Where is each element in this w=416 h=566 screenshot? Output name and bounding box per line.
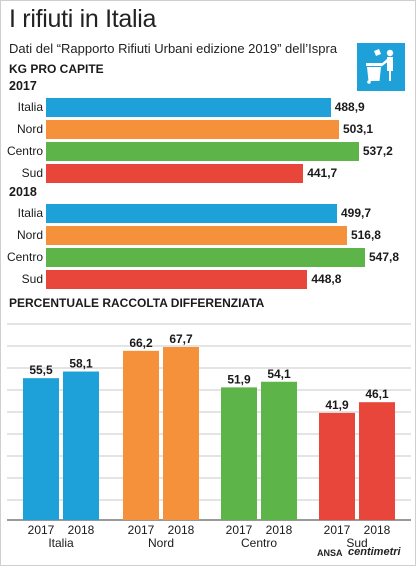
column-italia-2017 [23, 378, 59, 520]
bar-value-centro: 547,8 [369, 250, 400, 264]
column-value-italia-2018: 58,1 [69, 357, 93, 371]
bar-value-centro: 537,2 [362, 144, 393, 158]
bar-centro [46, 142, 359, 161]
column-category-label-italia: Italia [48, 536, 74, 550]
column-category-label-sud: Sud [346, 536, 367, 550]
column-sud-2018 [359, 402, 395, 520]
bar-label-sud: Sud [21, 272, 43, 286]
bar-value-nord: 503,1 [342, 122, 373, 136]
column-year-label: 2017 [28, 523, 55, 537]
column-year-label: 2018 [168, 523, 195, 537]
column-year-label: 2017 [324, 523, 351, 537]
bar-label-italia: Italia [17, 206, 43, 220]
page-title: I rifiuti in Italia [9, 5, 157, 33]
bar-value-italia: 499,7 [340, 206, 372, 220]
column-year-label: 2018 [266, 523, 293, 537]
bar-value-italia: 488,9 [334, 100, 365, 114]
bar-label-centro: Centro [6, 250, 43, 264]
year-label-2017: 2017 [9, 79, 37, 93]
column-nord-2017 [123, 350, 159, 520]
bar-label-nord: Nord [16, 228, 43, 242]
waste-bin-person-icon [357, 43, 405, 91]
column-value-sud-2018: 46,1 [365, 387, 389, 401]
bar-label-sud: Sud [21, 166, 43, 180]
bar-centro [46, 248, 365, 267]
footer-agency: ANSA [317, 548, 343, 558]
bar-nord [46, 226, 347, 245]
column-centro-2017 [221, 387, 257, 520]
bar-label-nord: Nord [16, 122, 43, 136]
bar-italia [46, 204, 337, 223]
column-italia-2018 [63, 371, 99, 520]
unit-label: KG PRO CAPITE [9, 62, 104, 76]
column-chart-differenziata: 55,5201758,12018Italia66,2201767,72018No… [7, 323, 411, 550]
column-value-nord-2018: 67,7 [169, 332, 193, 346]
column-value-centro-2018: 54,1 [267, 367, 291, 381]
column-value-italia-2017: 55,5 [29, 363, 53, 377]
bar-label-centro: Centro [6, 144, 43, 158]
column-value-sud-2017: 41,9 [325, 398, 349, 412]
column-year-label: 2017 [226, 523, 253, 537]
footer-brand: centimetri [348, 546, 401, 558]
column-category-label-nord: Nord [148, 536, 174, 550]
column-year-label: 2017 [128, 523, 155, 537]
bar-sud [46, 270, 308, 289]
bar-nord [46, 120, 339, 139]
bar-sud [46, 164, 304, 183]
column-value-centro-2017: 51,9 [227, 372, 251, 386]
bar-italia [46, 98, 331, 117]
column-centro-2018 [261, 381, 297, 520]
bar-label-italia: Italia [17, 100, 43, 114]
column-year-label: 2018 [68, 523, 95, 537]
section-title-differenziata: PERCENTUALE RACCOLTA DIFFERENZIATA [9, 296, 265, 310]
year-label-2018: 2018 [9, 185, 37, 199]
column-value-nord-2017: 66,2 [129, 336, 153, 350]
column-sud-2017 [319, 412, 355, 520]
subtitle: Dati del “Rapporto Rifiuti Urbani edizio… [9, 41, 338, 56]
bar-value-sud: 448,8 [311, 272, 342, 286]
column-nord-2018 [163, 347, 199, 520]
bar-value-nord: 516,8 [350, 228, 381, 242]
column-year-label: 2018 [364, 523, 391, 537]
bar-value-sud: 441,7 [307, 166, 338, 180]
column-category-label-centro: Centro [241, 536, 277, 550]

What you are asked to do
Copy every record above line by line, unchanged, but omit the picture.

Answer for the task
Where is each element in this w=416 h=566 screenshot? Output name and bounding box per line.
column-italia-2017 [23, 378, 59, 520]
bar-value-centro: 547,8 [369, 250, 400, 264]
column-value-italia-2018: 58,1 [69, 357, 93, 371]
bar-value-centro: 537,2 [362, 144, 393, 158]
bar-centro [46, 142, 359, 161]
column-category-label-italia: Italia [48, 536, 74, 550]
column-category-label-sud: Sud [346, 536, 367, 550]
column-sud-2018 [359, 402, 395, 520]
bar-label-sud: Sud [21, 272, 43, 286]
bar-value-nord: 503,1 [342, 122, 373, 136]
column-year-label: 2017 [28, 523, 55, 537]
column-year-label: 2018 [168, 523, 195, 537]
column-year-label: 2017 [324, 523, 351, 537]
bar-label-italia: Italia [17, 206, 43, 220]
page-title: I rifiuti in Italia [9, 5, 157, 33]
bar-value-italia: 499,7 [340, 206, 372, 220]
column-year-label: 2018 [266, 523, 293, 537]
bar-value-italia: 488,9 [334, 100, 365, 114]
bar-label-centro: Centro [6, 250, 43, 264]
year-label-2017: 2017 [9, 79, 37, 93]
column-nord-2017 [123, 350, 159, 520]
bar-label-nord: Nord [16, 228, 43, 242]
waste-bin-person-icon [357, 43, 405, 91]
column-value-sud-2018: 46,1 [365, 387, 389, 401]
bar-label-sud: Sud [21, 166, 43, 180]
bar-centro [46, 248, 365, 267]
footer-agency: ANSA [317, 548, 343, 558]
bar-nord [46, 226, 347, 245]
column-centro-2017 [221, 387, 257, 520]
bar-label-nord: Nord [16, 122, 43, 136]
bar-italia [46, 204, 337, 223]
column-italia-2018 [63, 371, 99, 520]
unit-label: KG PRO CAPITE [9, 62, 104, 76]
column-chart-differenziata: 55,5201758,12018Italia66,2201767,72018No… [7, 323, 411, 550]
column-value-nord-2018: 67,7 [169, 332, 193, 346]
column-value-centro-2018: 54,1 [267, 367, 291, 381]
column-value-italia-2017: 55,5 [29, 363, 53, 377]
bar-label-centro: Centro [6, 144, 43, 158]
column-value-sud-2017: 41,9 [325, 398, 349, 412]
column-year-label: 2017 [226, 523, 253, 537]
footer-brand: centimetri [348, 546, 401, 558]
column-category-label-nord: Nord [148, 536, 174, 550]
column-year-label: 2017 [128, 523, 155, 537]
bar-sud [46, 270, 308, 289]
bar-nord [46, 120, 339, 139]
bar-sud [46, 164, 304, 183]
column-value-centro-2017: 51,9 [227, 372, 251, 386]
bar-italia [46, 98, 331, 117]
column-centro-2018 [261, 381, 297, 520]
bar-label-italia: Italia [17, 100, 43, 114]
column-year-label: 2018 [68, 523, 95, 537]
section-title-differenziata: PERCENTUALE RACCOLTA DIFFERENZIATA [9, 296, 265, 310]
year-label-2018: 2018 [9, 185, 37, 199]
column-value-nord-2017: 66,2 [129, 336, 153, 350]
column-sud-2017 [319, 412, 355, 520]
subtitle: Dati del “Rapporto Rifiuti Urbani edizio… [9, 41, 338, 56]
bar-value-sud: 448,8 [311, 272, 342, 286]
column-nord-2018 [163, 347, 199, 520]
bar-value-nord: 516,8 [350, 228, 381, 242]
column-year-label: 2018 [364, 523, 391, 537]
bar-value-sud: 441,7 [307, 166, 338, 180]
column-category-label-centro: Centro [241, 536, 277, 550]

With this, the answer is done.